The records –
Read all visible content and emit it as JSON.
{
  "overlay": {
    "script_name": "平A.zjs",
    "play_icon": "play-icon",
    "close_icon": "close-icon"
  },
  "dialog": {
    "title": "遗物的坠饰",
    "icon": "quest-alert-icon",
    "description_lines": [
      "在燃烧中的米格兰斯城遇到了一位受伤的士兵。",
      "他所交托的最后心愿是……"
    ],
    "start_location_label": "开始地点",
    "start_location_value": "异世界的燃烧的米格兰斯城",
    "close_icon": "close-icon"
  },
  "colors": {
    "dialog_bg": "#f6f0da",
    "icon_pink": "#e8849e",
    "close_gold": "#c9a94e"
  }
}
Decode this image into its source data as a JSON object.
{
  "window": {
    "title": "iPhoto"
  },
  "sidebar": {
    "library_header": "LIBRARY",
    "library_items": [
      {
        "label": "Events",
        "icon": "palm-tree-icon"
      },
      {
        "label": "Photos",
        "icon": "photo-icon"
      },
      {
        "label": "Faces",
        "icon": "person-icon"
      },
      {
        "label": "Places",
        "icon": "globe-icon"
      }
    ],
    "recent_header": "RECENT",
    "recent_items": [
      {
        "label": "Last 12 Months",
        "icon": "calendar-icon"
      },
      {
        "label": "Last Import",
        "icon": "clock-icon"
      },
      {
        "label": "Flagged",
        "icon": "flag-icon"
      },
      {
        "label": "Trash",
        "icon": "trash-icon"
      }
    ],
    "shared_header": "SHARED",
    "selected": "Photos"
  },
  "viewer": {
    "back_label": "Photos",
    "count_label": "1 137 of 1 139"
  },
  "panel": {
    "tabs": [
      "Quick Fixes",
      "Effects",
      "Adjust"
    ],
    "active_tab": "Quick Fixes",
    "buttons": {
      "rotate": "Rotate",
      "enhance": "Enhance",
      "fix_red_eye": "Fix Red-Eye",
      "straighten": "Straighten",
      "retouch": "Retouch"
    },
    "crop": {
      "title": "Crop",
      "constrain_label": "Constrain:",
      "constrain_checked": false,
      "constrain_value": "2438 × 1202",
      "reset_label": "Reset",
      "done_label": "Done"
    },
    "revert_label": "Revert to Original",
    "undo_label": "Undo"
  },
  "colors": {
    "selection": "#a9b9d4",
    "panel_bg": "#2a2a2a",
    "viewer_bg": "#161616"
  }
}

Exercise description – Write the listing out again, exactly as shown above.

Written answer –
Read all visible content and emit it as JSON.
{
  "overlay": {
    "script_name": "平A.zjs",
    "play_icon": "play-icon",
    "close_icon": "close-icon"
  },
  "dialog": {
    "title": "遗物的坠饰",
    "icon": "quest-alert-icon",
    "description_lines": [
      "在燃烧中的米格兰斯城遇到了一位受伤的士兵。",
      "他所交托的最后心愿是……"
    ],
    "start_location_label": "开始地点",
    "start_location_value": "异世界的燃烧的米格兰斯城",
    "close_icon": "close-icon"
  },
  "colors": {
    "dialog_bg": "#f6f0da",
    "icon_pink": "#e8849e",
    "close_gold": "#c9a94e"
  }
}
Decode this image into its source data as a JSON object.
{
  "window": {
    "title": "iPhoto"
  },
  "sidebar": {
    "library_header": "LIBRARY",
    "library_items": [
      {
        "label": "Events",
        "icon": "palm-tree-icon"
      },
      {
        "label": "Photos",
        "icon": "photo-icon"
      },
      {
        "label": "Faces",
        "icon": "person-icon"
      },
      {
        "label": "Places",
        "icon": "globe-icon"
      }
    ],
    "recent_header": "RECENT",
    "recent_items": [
      {
        "label": "Last 12 Months",
        "icon": "calendar-icon"
      },
      {
        "label": "Last Import",
        "icon": "clock-icon"
      },
      {
        "label": "Flagged",
        "icon": "flag-icon"
      },
      {
        "label": "Trash",
        "icon": "trash-icon"
      }
    ],
    "shared_header": "SHARED",
    "selected": "Photos"
  },
  "viewer": {
    "back_label": "Photos",
    "count_label": "1 137 of 1 139"
  },
  "panel": {
    "tabs": [
      "Quick Fixes",
      "Effects",
      "Adjust"
    ],
    "active_tab": "Quick Fixes",
    "buttons": {
      "rotate": "Rotate",
      "enhance": "Enhance",
      "fix_red_eye": "Fix Red-Eye",
      "straighten": "Straighten",
      "retouch": "Retouch"
    },
    "crop": {
      "title": "Crop",
      "constrain_label": "Constrain:",
      "constrain_checked": false,
      "constrain_value": "2438 × 1202",
      "reset_label": "Reset",
      "done_label": "Done"
    },
    "revert_label": "Revert to Original",
    "undo_label": "Undo"
  },
  "colors": {
    "selection": "#a9b9d4",
    "panel_bg": "#2a2a2a",
    "viewer_bg": "#161616"
  }
}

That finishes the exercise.